*** EXTRACTED MATERIAL
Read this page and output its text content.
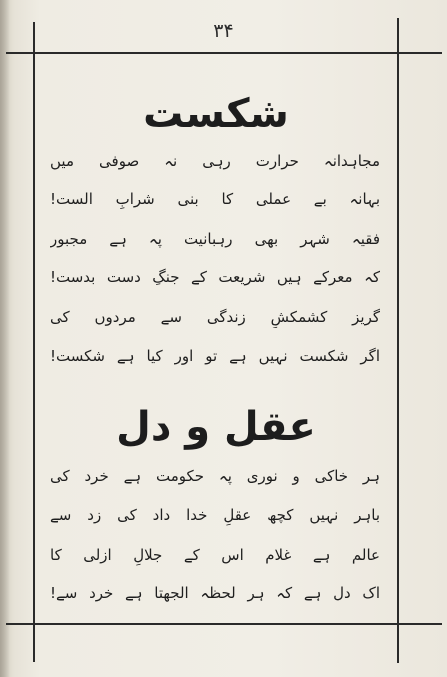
۳۴
شکست
مجاہدانہ حرارت رہی نہ صوفی میں
بہانہ بے عملی کا بنی شرابِ الست!
فقیہ شہر بھی رہبانیت پہ ہے مجبور
کہ معرکے ہیں شریعت کے جنگِ دست بدست!
گریز کشمکشِ زندگی سے مردوں کی
اگر شکست نہیں ہے تو اور کیا ہے شکست!
عقل و دل
ہر خاکی و نوری پہ حکومت ہے خرد کی
باہر نہیں کچھ عقلِ خدا داد کی زد سے
عالم ہے غلام اس کے جلالِ ازلی کا
اک دل ہے کہ ہر لحظہ الجھتا ہے خرد سے!
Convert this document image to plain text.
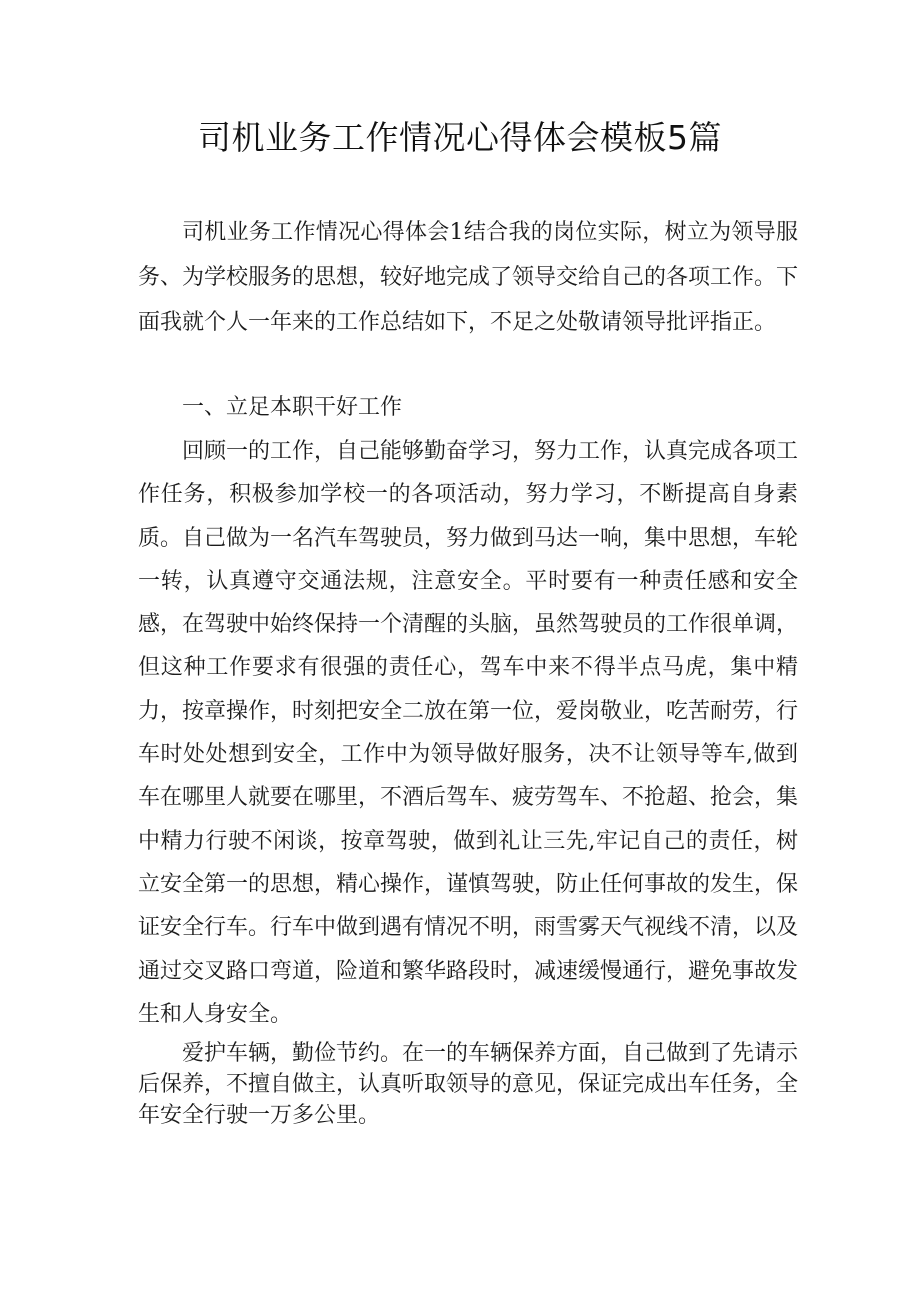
司机业务工作情况心得体会模板5篇

司机业务工作情况心得体会1结合我的岗位实际，树立为领导服务、为学校服务的思想，较好地完成了领导交给自己的各项工作。下面我就个人一年来的工作总结如下，不足之处敬请领导批评指正。

一、立足本职干好工作

回顾一的工作，自己能够勤奋学习，努力工作，认真完成各项工作任务，积极参加学校一的各项活动，努力学习，不断提高自身素质。自己做为一名汽车驾驶员，努力做到马达一响，集中思想，车轮一转，认真遵守交通法规，注意安全。平时要有一种责任感和安全感，在驾驶中始终保持一个清醒的头脑，虽然驾驶员的工作很单调，但这种工作要求有很强的责任心，驾车中来不得半点马虎，集中精力，按章操作，时刻把安全二放在第一位，爱岗敬业，吃苦耐劳，行车时处处想到安全，工作中为领导做好服务，决不让领导等车,做到车在哪里人就要在哪里，不酒后驾车、疲劳驾车、不抢超、抢会，集中精力行驶不闲谈，按章驾驶，做到礼让三先,牢记自己的责任，树立安全第一的思想，精心操作，谨慎驾驶，防止任何事故的发生，保证安全行车。行车中做到遇有情况不明，雨雪雾天气视线不清，以及通过交叉路口弯道，险道和繁华路段时，减速缓慢通行，避免事故发生和人身安全。

爱护车辆，勤俭节约。在一的车辆保养方面，自己做到了先请示后保养，不擅自做主，认真听取领导的意见，保证完成出车任务，全年安全行驶一万多公里。
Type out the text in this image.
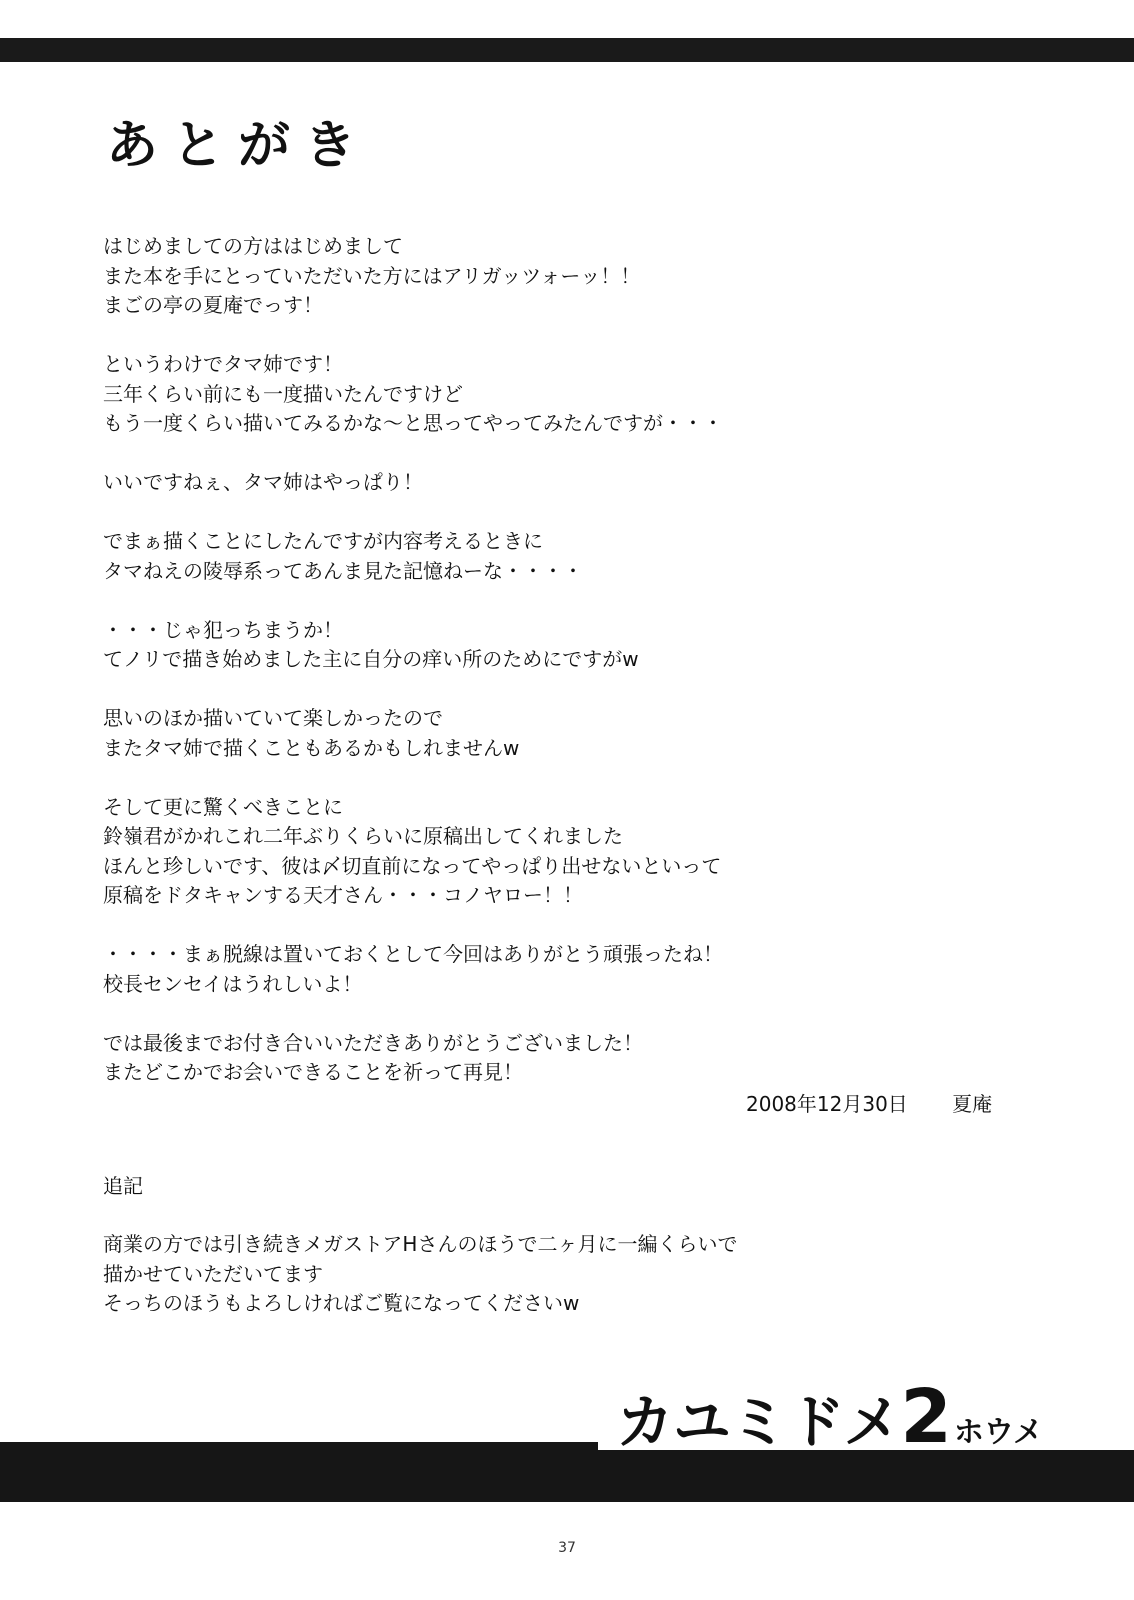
あとがき
はじめましての方ははじめまして
また本を手にとっていただいた方にはアリガッツォーッ！！
まごの亭の夏庵でっす！
というわけでタマ姉です！
三年くらい前にも一度描いたんですけど
もう一度くらい描いてみるかな～と思ってやってみたんですが・・・
いいですねぇ、タマ姉はやっぱり！
でまぁ描くことにしたんですが内容考えるときに
タマねえの陵辱系ってあんま見た記憶ねーな・・・・
・・・じゃ犯っちまうか！
てノリで描き始めました主に自分の痒い所のためにですがw
思いのほか描いていて楽しかったので
またタマ姉で描くこともあるかもしれませんw
そして更に驚くべきことに
鈴嶺君がかれこれ二年ぶりくらいに原稿出してくれました
ほんと珍しいです、彼は〆切直前になってやっぱり出せないといって
原稿をドタキャンする天才さん・・・コノヤロー！！
・・・・まぁ脱線は置いておくとして今回はありがとう頑張ったね！
校長センセイはうれしいよ！
では最後までお付き合いいただきありがとうございました！
またどこかでお会いできることを祈って再見！
2008年12月30日 夏庵
追記
商業の方では引き続きメガストアHさんのほうで二ヶ月に一編くらいで
描かせていただいてます
そっちのほうもよろしければご覧になってくださいw
カユミドメ2ホウメ
37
******
▸ TASK GOAL
Of the lines in the data above, how many contain the word "نہیں"? Give only that figure.

▸ OUTPUT
2